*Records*
****************************************

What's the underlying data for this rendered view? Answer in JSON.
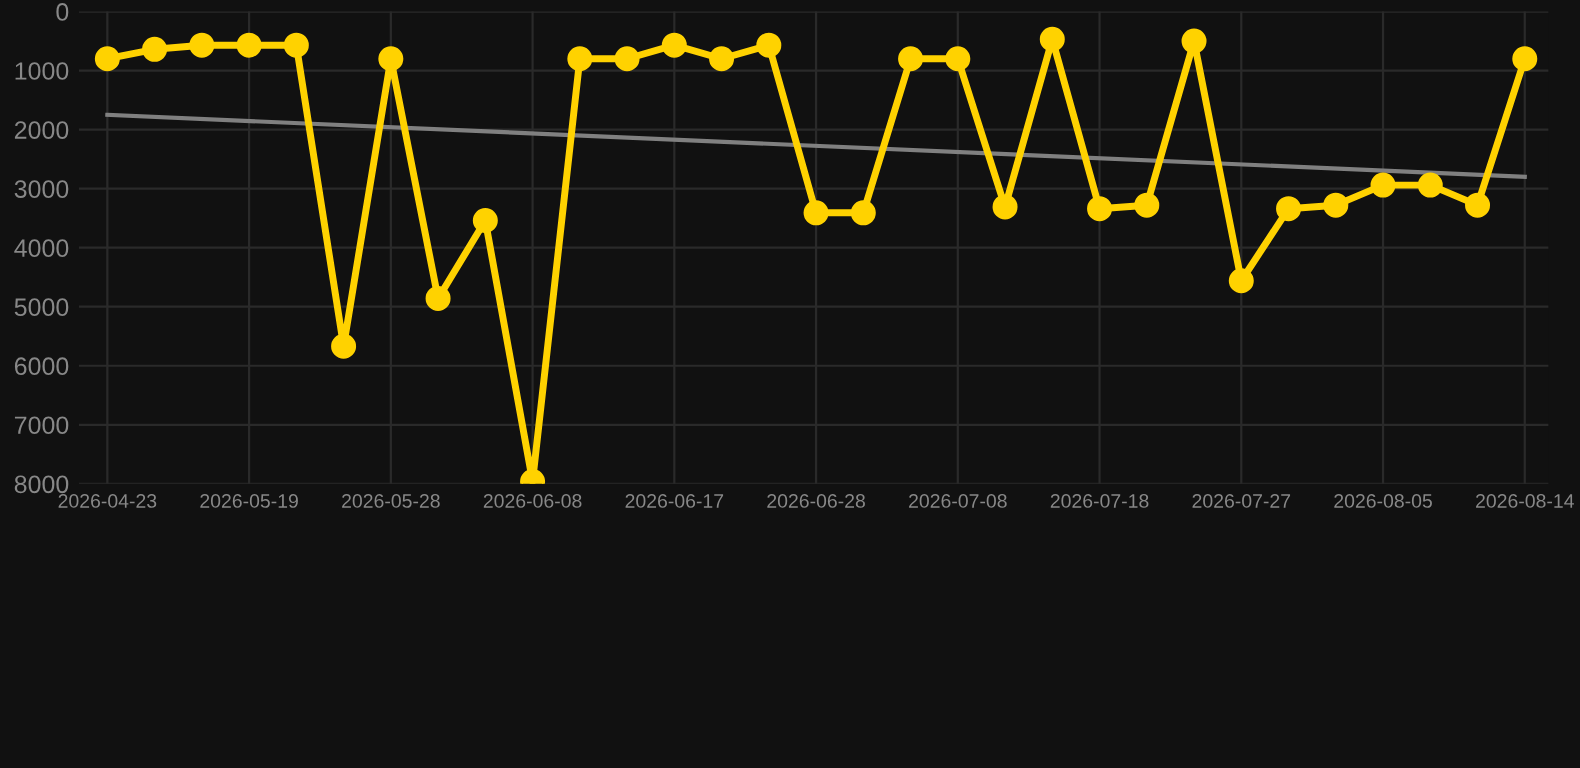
{
  "chart_data": {
    "type": "line",
    "categories": [
      "2026-04-23",
      null,
      null,
      "2026-05-19",
      null,
      null,
      "2026-05-28",
      null,
      null,
      "2026-06-08",
      null,
      null,
      "2026-06-17",
      null,
      null,
      "2026-06-28",
      null,
      null,
      "2026-07-08",
      null,
      null,
      "2026-07-18",
      null,
      null,
      "2026-07-27",
      null,
      null,
      "2026-08-05",
      null,
      null,
      "2026-08-14"
    ],
    "series": [
      {
        "color": "#ffd200",
        "values": [
          800,
          640,
          570,
          570,
          570,
          5670,
          800,
          4860,
          3540,
          7960,
          800,
          800,
          570,
          800,
          570,
          3410,
          3410,
          800,
          800,
          3310,
          470,
          3340,
          3280,
          500,
          4560,
          3340,
          3280,
          2940,
          2940,
          3280,
          800
        ],
        "marker": "circle"
      },
      {
        "type": "line",
        "color": "#808080",
        "values": [
          1750,
          null,
          null,
          null,
          null,
          null,
          null,
          null,
          null,
          null,
          null,
          null,
          null,
          null,
          null,
          null,
          null,
          null,
          null,
          null,
          null,
          null,
          null,
          null,
          null,
          null,
          null,
          null,
          null,
          null,
          2800
        ],
        "marker": "none"
      }
    ],
    "ylim": [
      8000,
      0
    ],
    "yticks": [
      0,
      1000,
      2000,
      3000,
      4000,
      5000,
      6000,
      7000,
      8000
    ],
    "grid": true
  }
}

****************************************

*Problem requirements*
Return each line exactly as written. Any picture gets left out.

*Output of the exercise*
What's the underlying data for this rendered view? Answer in JSON.
{
  "chart_data": {
    "type": "line",
    "categories": [
      "2026-04-23",
      null,
      null,
      "2026-05-19",
      null,
      null,
      "2026-05-28",
      null,
      null,
      "2026-06-08",
      null,
      null,
      "2026-06-17",
      null,
      null,
      "2026-06-28",
      null,
      null,
      "2026-07-08",
      null,
      null,
      "2026-07-18",
      null,
      null,
      "2026-07-27",
      null,
      null,
      "2026-08-05",
      null,
      null,
      "2026-08-14"
    ],
    "series": [
      {
        "color": "#ffd200",
        "values": [
          800,
          640,
          570,
          570,
          570,
          5670,
          800,
          4860,
          3540,
          7960,
          800,
          800,
          570,
          800,
          570,
          3410,
          3410,
          800,
          800,
          3310,
          470,
          3340,
          3280,
          500,
          4560,
          3340,
          3280,
          2940,
          2940,
          3280,
          800
        ],
        "marker": "circle"
      },
      {
        "type": "line",
        "color": "#808080",
        "values": [
          1750,
          null,
          null,
          null,
          null,
          null,
          null,
          null,
          null,
          null,
          null,
          null,
          null,
          null,
          null,
          null,
          null,
          null,
          null,
          null,
          null,
          null,
          null,
          null,
          null,
          null,
          null,
          null,
          null,
          null,
          2800
        ],
        "marker": "none"
      }
    ],
    "ylim": [
      8000,
      0
    ],
    "yticks": [
      0,
      1000,
      2000,
      3000,
      4000,
      5000,
      6000,
      7000,
      8000
    ],
    "grid": true
  }
}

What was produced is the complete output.